▸ Task description
Your task is to copy the listing exactly. Drop any pictures from the copy.

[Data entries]
** begin **
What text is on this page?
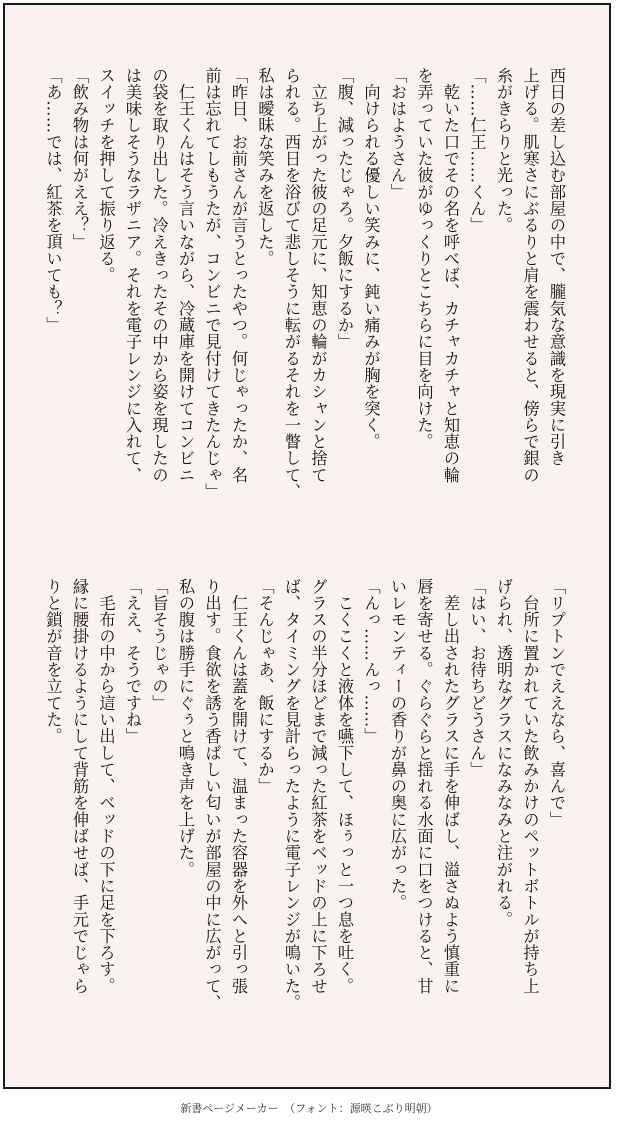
西日の差し込む部屋の中で、朧気な意識を現実に引き
上げる。肌寒さにぶるりと肩を震わせると、傍らで銀の
糸がきらりと光った。
「……仁王……くん」
　乾いた口でその名を呼べば、カチャカチャと知恵の輪
を弄っていた彼がゆっくりとこちらに目を向けた。
「おはようさん」
　向けられる優しい笑みに、鈍い痛みが胸を突く。
「腹、減ったじゃろ。夕飯にするか」
　立ち上がった彼の足元に、知恵の輪がカシャンと捨て
られる。西日を浴びて悲しそうに転がるそれを一瞥して、
私は曖昧な笑みを返した。
「昨日、お前さんが言うとったやつ。何じゃったか、名
前は忘れてしもうたが、コンビニで見付けてきたんじゃ」
　仁王くんはそう言いながら、冷蔵庫を開けてコンビニ
の袋を取り出した。冷えきったその中から姿を現したの
は美味しそうなラザニア。それを電子レンジに入れて、
スイッチを押して振り返る。
「飲み物は何がええ？」
「あ……では、紅茶を頂いても？」
「リプトンでええなら、喜んで」
　台所に置かれていた飲みかけのペットボトルが持ち上
げられ、透明なグラスになみなみと注がれる。
「はい、お待ちどうさん」
　差し出されたグラスに手を伸ばし、溢さぬよう慎重に
唇を寄せる。ぐらぐらと揺れる水面に口をつけると、甘
いレモンティーの香りが鼻の奥に広がった。
「んっ……んっ……」
　こくこくと液体を嚥下して、ほぅっと一つ息を吐く。
グラスの半分ほどまで減った紅茶をベッドの上に下ろせ
ば、タイミングを見計らったように電子レンジが鳴いた。
「そんじゃあ、飯にするか」
　仁王くんは蓋を開けて、温まった容器を外へと引っ張
り出す。食欲を誘う香ばしい匂いが部屋の中に広がって、
私の腹は勝手にぐぅと鳴き声を上げた。
「旨そうじゃの」
「ええ、そうですね」
　毛布の中から這い出して、ベッドの下に足を下ろす。
縁に腰掛けるようにして背筋を伸ばせば、手元でじゃら
りと鎖が音を立てた。
新書ページメーカー　（フォント：源暎こぶり明朝）
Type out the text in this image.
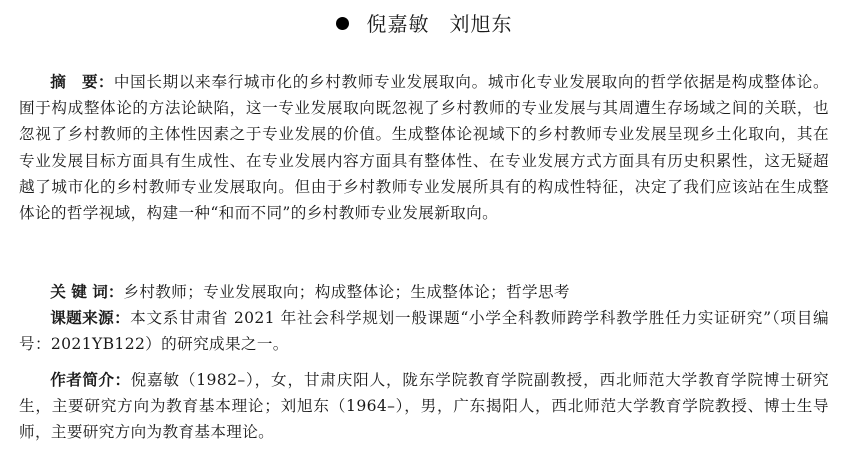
倪嘉敏 刘旭东
摘　要：中国长期以来奉行城市化的乡村教师专业发展取向。城市化专业发展取向的哲学依据是构成整体论。囿于构成整体论的方法论缺陷，这一专业发展取向既忽视了乡村教师的专业发展与其周遭生存场域之间的关联，也忽视了乡村教师的主体性因素之于专业发展的价值。生成整体论视域下的乡村教师专业发展呈现乡土化取向，其在专业发展目标方面具有生成性、在专业发展内容方面具有整体性、在专业发展方式方面具有历史积累性，这无疑超越了城市化的乡村教师专业发展取向。但由于乡村教师专业发展所具有的构成性特征，决定了我们应该站在生成整体论的哲学视域，构建一种“和而不同”的乡村教师专业发展新取向。
关 键 词：乡村教师；专业发展取向；构成整体论；生成整体论；哲学思考
课题来源：本文系甘肃省 2021 年社会科学规划一般课题“小学全科教师跨学科教学胜任力实证研究”（项目编号：2021YB122）的研究成果之一。
作者简介：倪嘉敏（1982–），女，甘肃庆阳人，陇东学院教育学院副教授，西北师范大学教育学院博士研究生，主要研究方向为教育基本理论；刘旭东（1964–），男，广东揭阳人，西北师范大学教育学院教授、博士生导师，主要研究方向为教育基本理论。
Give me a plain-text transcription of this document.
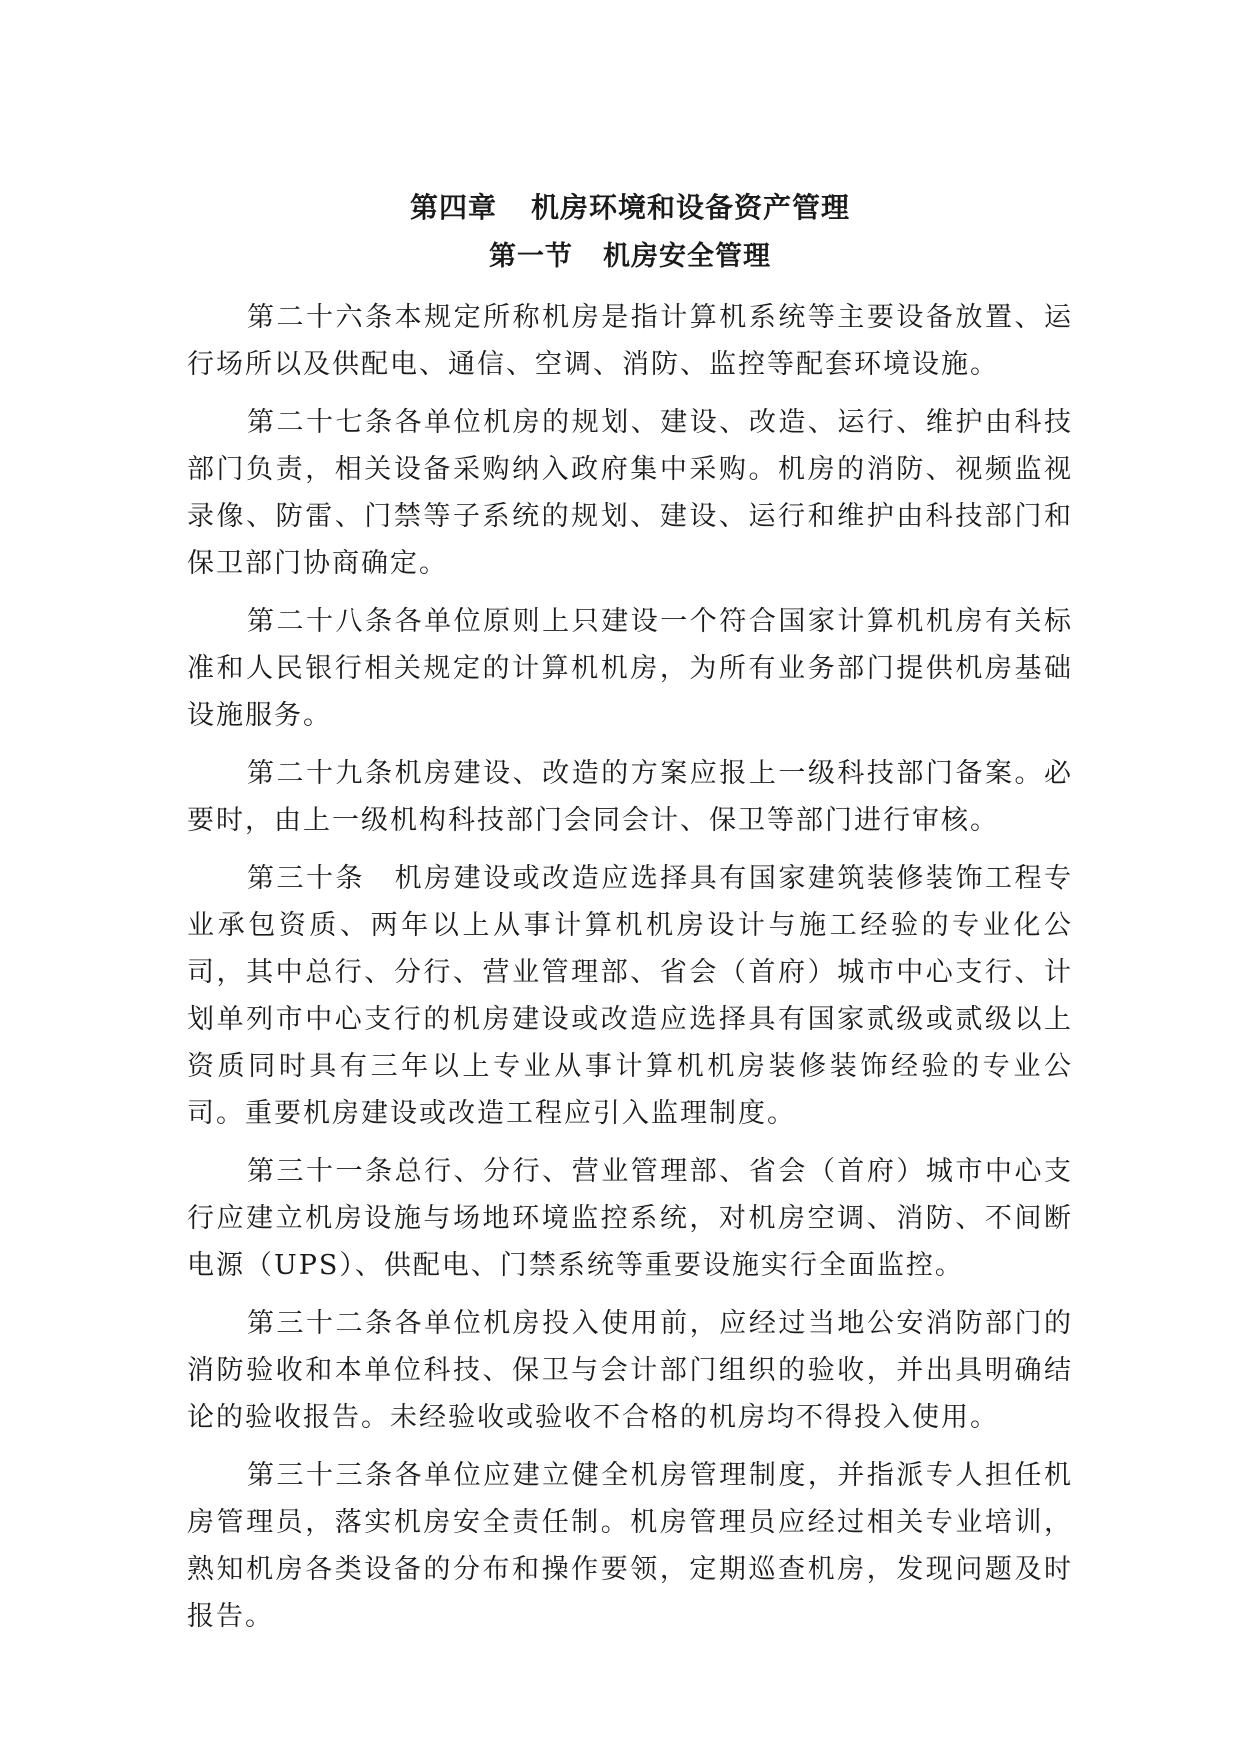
第四章 机房环境和设备资产管理
第一节 机房安全管理

第二十六条本规定所称机房是指计算机系统等主要设备放置、运行场所以及供配电、通信、空调、消防、监控等配套环境设施。

第二十七条各单位机房的规划、建设、改造、运行、维护由科技部门负责，相关设备采购纳入政府集中采购。机房的消防、视频监视录像、防雷、门禁等子系统的规划、建设、运行和维护由科技部门和保卫部门协商确定。

第二十八条各单位原则上只建设一个符合国家计算机机房有关标准和人民银行相关规定的计算机机房，为所有业务部门提供机房基础设施服务。

第二十九条机房建设、改造的方案应报上一级科技部门备案。必要时，由上一级机构科技部门会同会计、保卫等部门进行审核。

第三十条　机房建设或改造应选择具有国家建筑装修装饰工程专业承包资质、两年以上从事计算机机房设计与施工经验的专业化公司，其中总行、分行、营业管理部、省会（首府）城市中心支行、计划单列市中心支行的机房建设或改造应选择具有国家贰级或贰级以上资质同时具有三年以上专业从事计算机机房装修装饰经验的专业公司。重要机房建设或改造工程应引入监理制度。

第三十一条总行、分行、营业管理部、省会（首府）城市中心支行应建立机房设施与场地环境监控系统，对机房空调、消防、不间断电源（UPS）、供配电、门禁系统等重要设施实行全面监控。

第三十二条各单位机房投入使用前，应经过当地公安消防部门的消防验收和本单位科技、保卫与会计部门组织的验收，并出具明确结论的验收报告。未经验收或验收不合格的机房均不得投入使用。

第三十三条各单位应建立健全机房管理制度，并指派专人担任机房管理员，落实机房安全责任制。机房管理员应经过相关专业培训，熟知机房各类设备的分布和操作要领，定期巡查机房，发现问题及时报告。
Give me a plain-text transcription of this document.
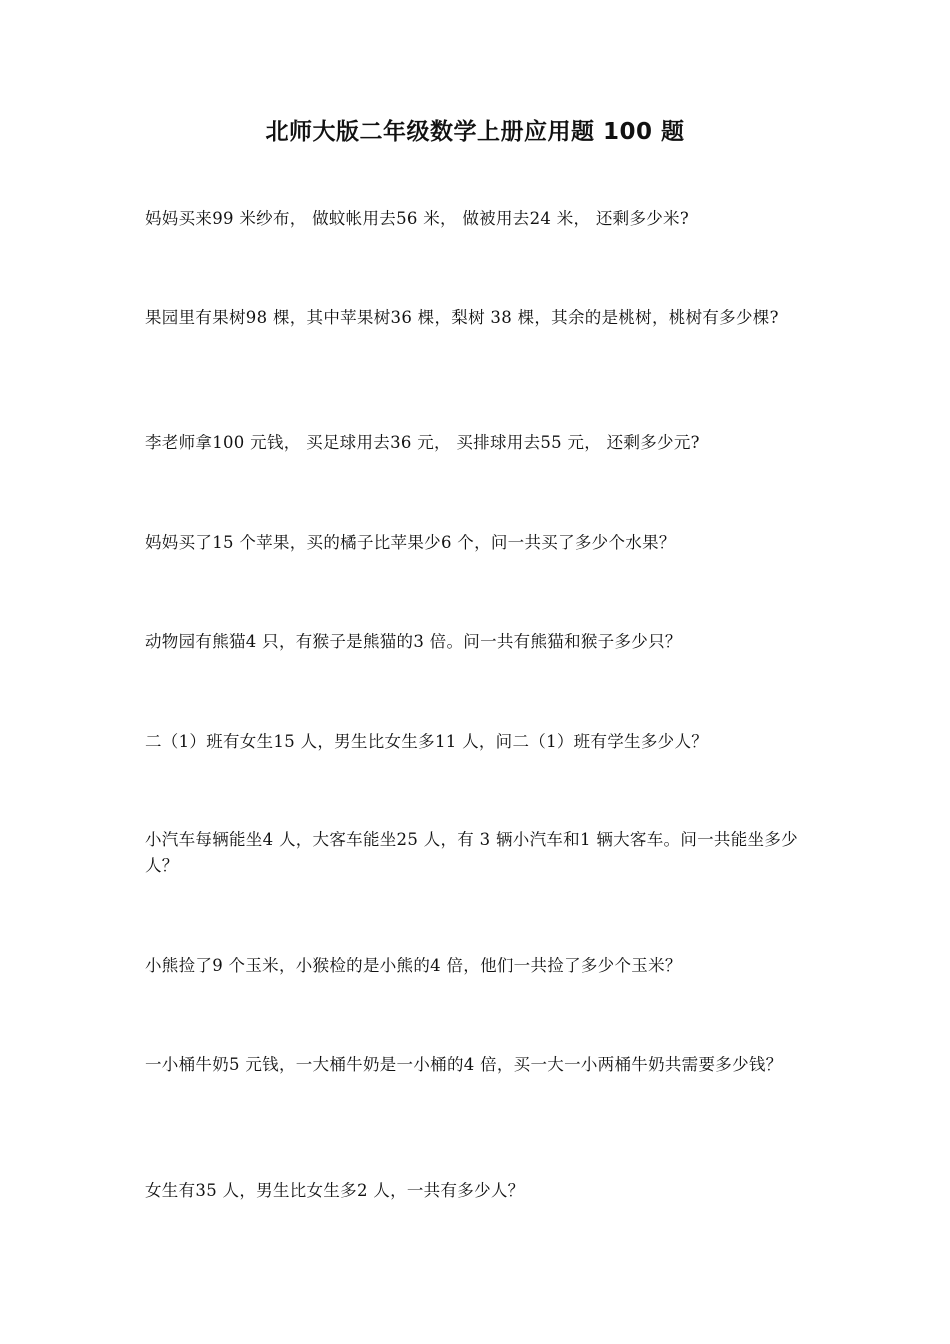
北师大版二年级数学上册应用题 100 题

妈妈买来99 米纱布， 做蚊帐用去56 米， 做被用去24 米， 还剩多少米?

果园里有果树98 棵，其中苹果树36 棵，梨树 38 棵，其余的是桃树，桃树有多少棵?

李老师拿100 元钱， 买足球用去36 元， 买排球用去55 元， 还剩多少元?

妈妈买了15 个苹果，买的橘子比苹果少6 个，问一共买了多少个水果？

动物园有熊猫4 只，有猴子是熊猫的3 倍。问一共有熊猫和猴子多少只？

二（1）班有女生15 人，男生比女生多11 人，问二（1）班有学生多少人？

小汽车每辆能坐4 人，大客车能坐25 人，有 3 辆小汽车和1 辆大客车。问一共能坐多少人？

小熊捡了9 个玉米，小猴检的是小熊的4 倍，他们一共捡了多少个玉米？

一小桶牛奶5 元钱，一大桶牛奶是一小桶的4 倍，买一大一小两桶牛奶共需要多少钱？

女生有35 人，男生比女生多2 人，一共有多少人？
** end **
▸ Correct result
What text is on this page?
西日の差し込む部屋の中で、朧気な意識を現実に引き
上げる。肌寒さにぶるりと肩を震わせると、傍らで銀の
糸がきらりと光った。
「……仁王……くん」
　乾いた口でその名を呼べば、カチャカチャと知恵の輪
を弄っていた彼がゆっくりとこちらに目を向けた。
「おはようさん」
　向けられる優しい笑みに、鈍い痛みが胸を突く。
「腹、減ったじゃろ。夕飯にするか」
　立ち上がった彼の足元に、知恵の輪がカシャンと捨て
られる。西日を浴びて悲しそうに転がるそれを一瞥して、
私は曖昧な笑みを返した。
「昨日、お前さんが言うとったやつ。何じゃったか、名
前は忘れてしもうたが、コンビニで見付けてきたんじゃ」
　仁王くんはそう言いながら、冷蔵庫を開けてコンビニ
の袋を取り出した。冷えきったその中から姿を現したの
は美味しそうなラザニア。それを電子レンジに入れて、
スイッチを押して振り返る。
「飲み物は何がええ？」
「あ……では、紅茶を頂いても？」
「リプトンでええなら、喜んで」
　台所に置かれていた飲みかけのペットボトルが持ち上
げられ、透明なグラスになみなみと注がれる。
「はい、お待ちどうさん」
　差し出されたグラスに手を伸ばし、溢さぬよう慎重に
唇を寄せる。ぐらぐらと揺れる水面に口をつけると、甘
いレモンティーの香りが鼻の奥に広がった。
「んっ……んっ……」
　こくこくと液体を嚥下して、ほぅっと一つ息を吐く。
グラスの半分ほどまで減った紅茶をベッドの上に下ろせ
ば、タイミングを見計らったように電子レンジが鳴いた。
「そんじゃあ、飯にするか」
　仁王くんは蓋を開けて、温まった容器を外へと引っ張
り出す。食欲を誘う香ばしい匂いが部屋の中に広がって、
私の腹は勝手にぐぅと鳴き声を上げた。
「旨そうじゃの」
「ええ、そうですね」
　毛布の中から這い出して、ベッドの下に足を下ろす。
縁に腰掛けるようにして背筋を伸ばせば、手元でじゃら
りと鎖が音を立てた。
新書ページメーカー　（フォント：源暎こぶり明朝）
Type out the text in this image.
倪嘉敏 刘旭东
摘　要：中国长期以来奉行城市化的乡村教师专业发展取向。城市化专业发展取向的哲学依据是构成整体论。囿于构成整体论的方法论缺陷，这一专业发展取向既忽视了乡村教师的专业发展与其周遭生存场域之间的关联，也忽视了乡村教师的主体性因素之于专业发展的价值。生成整体论视域下的乡村教师专业发展呈现乡土化取向，其在专业发展目标方面具有生成性、在专业发展内容方面具有整体性、在专业发展方式方面具有历史积累性，这无疑超越了城市化的乡村教师专业发展取向。但由于乡村教师专业发展所具有的构成性特征，决定了我们应该站在生成整体论的哲学视域，构建一种“和而不同”的乡村教师专业发展新取向。
关 键 词：乡村教师；专业发展取向；构成整体论；生成整体论；哲学思考
课题来源：本文系甘肃省 2021 年社会科学规划一般课题“小学全科教师跨学科教学胜任力实证研究”（项目编号：2021YB122）的研究成果之一。
作者简介：倪嘉敏（1982–），女，甘肃庆阳人，陇东学院教育学院副教授，西北师范大学教育学院博士研究生，主要研究方向为教育基本理论；刘旭东（1964–），男，广东揭阳人，西北师范大学教育学院教授、博士生导师，主要研究方向为教育基本理论。
Give me a plain-text transcription of this document.
第四章 机房环境和设备资产管理
第一节 机房安全管理

第二十六条本规定所称机房是指计算机系统等主要设备放置、运行场所以及供配电、通信、空调、消防、监控等配套环境设施。

第二十七条各单位机房的规划、建设、改造、运行、维护由科技部门负责，相关设备采购纳入政府集中采购。机房的消防、视频监视录像、防雷、门禁等子系统的规划、建设、运行和维护由科技部门和保卫部门协商确定。

第二十八条各单位原则上只建设一个符合国家计算机机房有关标准和人民银行相关规定的计算机机房，为所有业务部门提供机房基础设施服务。

第二十九条机房建设、改造的方案应报上一级科技部门备案。必要时，由上一级机构科技部门会同会计、保卫等部门进行审核。

第三十条　机房建设或改造应选择具有国家建筑装修装饰工程专业承包资质、两年以上从事计算机机房设计与施工经验的专业化公司，其中总行、分行、营业管理部、省会（首府）城市中心支行、计划单列市中心支行的机房建设或改造应选择具有国家贰级或贰级以上资质同时具有三年以上专业从事计算机机房装修装饰经验的专业公司。重要机房建设或改造工程应引入监理制度。

第三十一条总行、分行、营业管理部、省会（首府）城市中心支行应建立机房设施与场地环境监控系统，对机房空调、消防、不间断电源（UPS）、供配电、门禁系统等重要设施实行全面监控。

第三十二条各单位机房投入使用前，应经过当地公安消防部门的消防验收和本单位科技、保卫与会计部门组织的验收，并出具明确结论的验收报告。未经验收或验收不合格的机房均不得投入使用。

第三十三条各单位应建立健全机房管理制度，并指派专人担任机房管理员，落实机房安全责任制。机房管理员应经过相关专业培训，熟知机房各类设备的分布和操作要领，定期巡查机房，发现问题及时报告。
Give me a plain-text transcription of this document.
北师大版二年级数学上册应用题 100 题

妈妈买来99 米纱布， 做蚊帐用去56 米， 做被用去24 米， 还剩多少米?

果园里有果树98 棵，其中苹果树36 棵，梨树 38 棵，其余的是桃树，桃树有多少棵?

李老师拿100 元钱， 买足球用去36 元， 买排球用去55 元， 还剩多少元?

妈妈买了15 个苹果，买的橘子比苹果少6 个，问一共买了多少个水果？

动物园有熊猫4 只，有猴子是熊猫的3 倍。问一共有熊猫和猴子多少只？

二（1）班有女生15 人，男生比女生多11 人，问二（1）班有学生多少人？

小汽车每辆能坐4 人，大客车能坐25 人，有 3 辆小汽车和1 辆大客车。问一共能坐多少人？

小熊捡了9 个玉米，小猴检的是小熊的4 倍，他们一共捡了多少个玉米？

一小桶牛奶5 元钱，一大桶牛奶是一小桶的4 倍，买一大一小两桶牛奶共需要多少钱？

女生有35 人，男生比女生多2 人，一共有多少人？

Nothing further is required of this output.